- DO THIS
Lines holding the string "color" are the ones to copy from this listing.

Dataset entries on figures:
◇ ◇ ◇ ◇ ◇

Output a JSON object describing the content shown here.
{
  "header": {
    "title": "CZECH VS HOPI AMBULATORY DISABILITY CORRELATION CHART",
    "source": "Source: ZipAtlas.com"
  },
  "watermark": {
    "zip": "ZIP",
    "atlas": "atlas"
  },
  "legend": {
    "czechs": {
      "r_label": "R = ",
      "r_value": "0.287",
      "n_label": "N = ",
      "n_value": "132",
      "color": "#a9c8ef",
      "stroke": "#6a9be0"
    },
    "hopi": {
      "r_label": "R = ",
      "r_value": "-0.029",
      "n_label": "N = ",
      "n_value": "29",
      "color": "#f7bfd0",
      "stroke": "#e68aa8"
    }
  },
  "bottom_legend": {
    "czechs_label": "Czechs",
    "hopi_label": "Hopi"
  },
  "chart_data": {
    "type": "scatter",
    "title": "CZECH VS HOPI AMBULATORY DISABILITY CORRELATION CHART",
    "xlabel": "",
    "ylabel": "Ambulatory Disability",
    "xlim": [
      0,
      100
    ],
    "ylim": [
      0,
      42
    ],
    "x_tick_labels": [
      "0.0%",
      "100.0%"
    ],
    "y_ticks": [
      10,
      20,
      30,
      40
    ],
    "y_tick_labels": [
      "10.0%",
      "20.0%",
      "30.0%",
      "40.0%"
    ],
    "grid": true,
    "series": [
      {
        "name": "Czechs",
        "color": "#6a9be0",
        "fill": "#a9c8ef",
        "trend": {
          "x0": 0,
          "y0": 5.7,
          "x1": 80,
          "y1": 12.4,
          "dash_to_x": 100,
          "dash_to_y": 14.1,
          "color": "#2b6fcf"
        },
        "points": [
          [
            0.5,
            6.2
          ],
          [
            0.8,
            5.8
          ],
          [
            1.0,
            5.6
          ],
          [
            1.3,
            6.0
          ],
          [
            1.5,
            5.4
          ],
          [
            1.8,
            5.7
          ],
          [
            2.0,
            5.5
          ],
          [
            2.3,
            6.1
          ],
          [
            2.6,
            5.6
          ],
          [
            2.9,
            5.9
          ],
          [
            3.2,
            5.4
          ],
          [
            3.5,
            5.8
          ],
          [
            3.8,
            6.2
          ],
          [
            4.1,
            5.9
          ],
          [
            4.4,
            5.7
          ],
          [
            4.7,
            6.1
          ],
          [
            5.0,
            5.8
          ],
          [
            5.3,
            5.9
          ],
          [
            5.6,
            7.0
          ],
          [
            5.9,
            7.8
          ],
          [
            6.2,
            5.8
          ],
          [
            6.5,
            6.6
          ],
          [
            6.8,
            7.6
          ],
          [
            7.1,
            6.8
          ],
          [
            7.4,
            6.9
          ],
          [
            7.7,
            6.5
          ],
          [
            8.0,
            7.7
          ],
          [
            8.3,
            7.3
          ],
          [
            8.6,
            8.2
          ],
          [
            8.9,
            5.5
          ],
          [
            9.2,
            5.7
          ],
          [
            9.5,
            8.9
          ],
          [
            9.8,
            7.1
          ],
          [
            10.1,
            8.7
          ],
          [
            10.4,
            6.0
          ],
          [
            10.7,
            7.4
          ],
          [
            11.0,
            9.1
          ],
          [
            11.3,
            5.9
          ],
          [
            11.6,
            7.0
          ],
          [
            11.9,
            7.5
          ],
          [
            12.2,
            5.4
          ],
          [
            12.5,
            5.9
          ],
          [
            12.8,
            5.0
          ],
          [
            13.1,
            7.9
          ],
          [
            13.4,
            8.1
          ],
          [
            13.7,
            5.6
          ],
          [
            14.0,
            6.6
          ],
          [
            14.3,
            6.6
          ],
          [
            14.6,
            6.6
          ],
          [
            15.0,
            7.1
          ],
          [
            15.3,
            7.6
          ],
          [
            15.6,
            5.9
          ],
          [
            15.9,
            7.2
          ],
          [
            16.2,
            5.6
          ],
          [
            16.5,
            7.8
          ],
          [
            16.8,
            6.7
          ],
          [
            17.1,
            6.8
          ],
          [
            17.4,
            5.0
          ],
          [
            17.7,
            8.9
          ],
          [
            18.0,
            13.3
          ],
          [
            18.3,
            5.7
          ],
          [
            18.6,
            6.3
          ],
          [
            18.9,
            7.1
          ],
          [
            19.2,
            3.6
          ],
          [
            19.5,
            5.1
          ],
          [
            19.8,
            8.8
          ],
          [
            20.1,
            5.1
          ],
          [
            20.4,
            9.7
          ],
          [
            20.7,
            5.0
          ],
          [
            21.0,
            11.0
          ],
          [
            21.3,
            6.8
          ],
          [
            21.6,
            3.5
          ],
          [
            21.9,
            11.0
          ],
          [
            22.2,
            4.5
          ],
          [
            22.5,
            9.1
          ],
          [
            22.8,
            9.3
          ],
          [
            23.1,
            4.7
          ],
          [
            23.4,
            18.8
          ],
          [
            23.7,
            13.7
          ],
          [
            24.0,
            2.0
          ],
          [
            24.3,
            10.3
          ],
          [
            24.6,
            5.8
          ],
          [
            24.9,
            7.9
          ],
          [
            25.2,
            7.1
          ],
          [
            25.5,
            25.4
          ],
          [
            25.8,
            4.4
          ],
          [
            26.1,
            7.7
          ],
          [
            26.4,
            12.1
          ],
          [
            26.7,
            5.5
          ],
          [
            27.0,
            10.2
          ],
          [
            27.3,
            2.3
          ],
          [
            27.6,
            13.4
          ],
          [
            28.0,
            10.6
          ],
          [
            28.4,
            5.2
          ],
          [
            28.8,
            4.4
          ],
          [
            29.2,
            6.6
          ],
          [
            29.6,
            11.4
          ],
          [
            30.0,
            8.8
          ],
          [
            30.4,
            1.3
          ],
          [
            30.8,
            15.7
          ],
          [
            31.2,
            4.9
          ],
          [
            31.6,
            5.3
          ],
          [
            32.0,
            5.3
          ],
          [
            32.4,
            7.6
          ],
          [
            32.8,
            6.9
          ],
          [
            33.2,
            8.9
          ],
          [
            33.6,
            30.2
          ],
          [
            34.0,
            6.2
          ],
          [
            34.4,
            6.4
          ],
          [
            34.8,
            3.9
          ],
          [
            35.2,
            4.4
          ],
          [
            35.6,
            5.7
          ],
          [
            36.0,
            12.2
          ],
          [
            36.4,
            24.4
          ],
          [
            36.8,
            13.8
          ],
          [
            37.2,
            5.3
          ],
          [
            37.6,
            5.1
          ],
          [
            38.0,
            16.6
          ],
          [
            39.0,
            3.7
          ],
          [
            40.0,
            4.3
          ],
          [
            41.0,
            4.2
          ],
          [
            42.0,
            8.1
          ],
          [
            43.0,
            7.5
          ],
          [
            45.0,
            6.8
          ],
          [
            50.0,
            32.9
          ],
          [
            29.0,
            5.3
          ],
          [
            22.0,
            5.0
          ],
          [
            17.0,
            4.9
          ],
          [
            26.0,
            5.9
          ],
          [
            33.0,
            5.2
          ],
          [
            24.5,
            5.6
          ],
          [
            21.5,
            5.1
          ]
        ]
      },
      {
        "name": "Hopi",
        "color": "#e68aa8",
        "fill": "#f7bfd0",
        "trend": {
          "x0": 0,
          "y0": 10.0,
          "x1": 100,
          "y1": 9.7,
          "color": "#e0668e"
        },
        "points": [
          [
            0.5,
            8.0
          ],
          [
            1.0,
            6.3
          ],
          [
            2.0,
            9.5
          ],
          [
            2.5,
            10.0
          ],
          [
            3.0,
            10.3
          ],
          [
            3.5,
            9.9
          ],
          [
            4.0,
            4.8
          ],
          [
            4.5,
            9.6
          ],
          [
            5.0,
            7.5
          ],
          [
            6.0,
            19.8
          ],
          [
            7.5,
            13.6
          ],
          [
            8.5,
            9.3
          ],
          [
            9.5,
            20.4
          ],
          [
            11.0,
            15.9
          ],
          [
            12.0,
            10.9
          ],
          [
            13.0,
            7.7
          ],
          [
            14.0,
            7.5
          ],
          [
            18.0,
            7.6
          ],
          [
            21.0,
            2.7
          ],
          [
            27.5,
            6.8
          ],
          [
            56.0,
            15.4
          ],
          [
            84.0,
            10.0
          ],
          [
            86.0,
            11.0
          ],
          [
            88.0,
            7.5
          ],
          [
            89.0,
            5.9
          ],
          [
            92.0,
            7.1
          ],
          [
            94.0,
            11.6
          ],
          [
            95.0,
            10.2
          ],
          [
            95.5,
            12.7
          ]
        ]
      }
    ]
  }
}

◇ ◇ ◇ ◇ ◇

- EXPECTED OUTPUT
      "color": "#a9c8ef",
      "color": "#f7bfd0",
        "color": "#6a9be0",
          "color": "#2b6fcf"
        "color": "#e68aa8",
          "color": "#e0668e"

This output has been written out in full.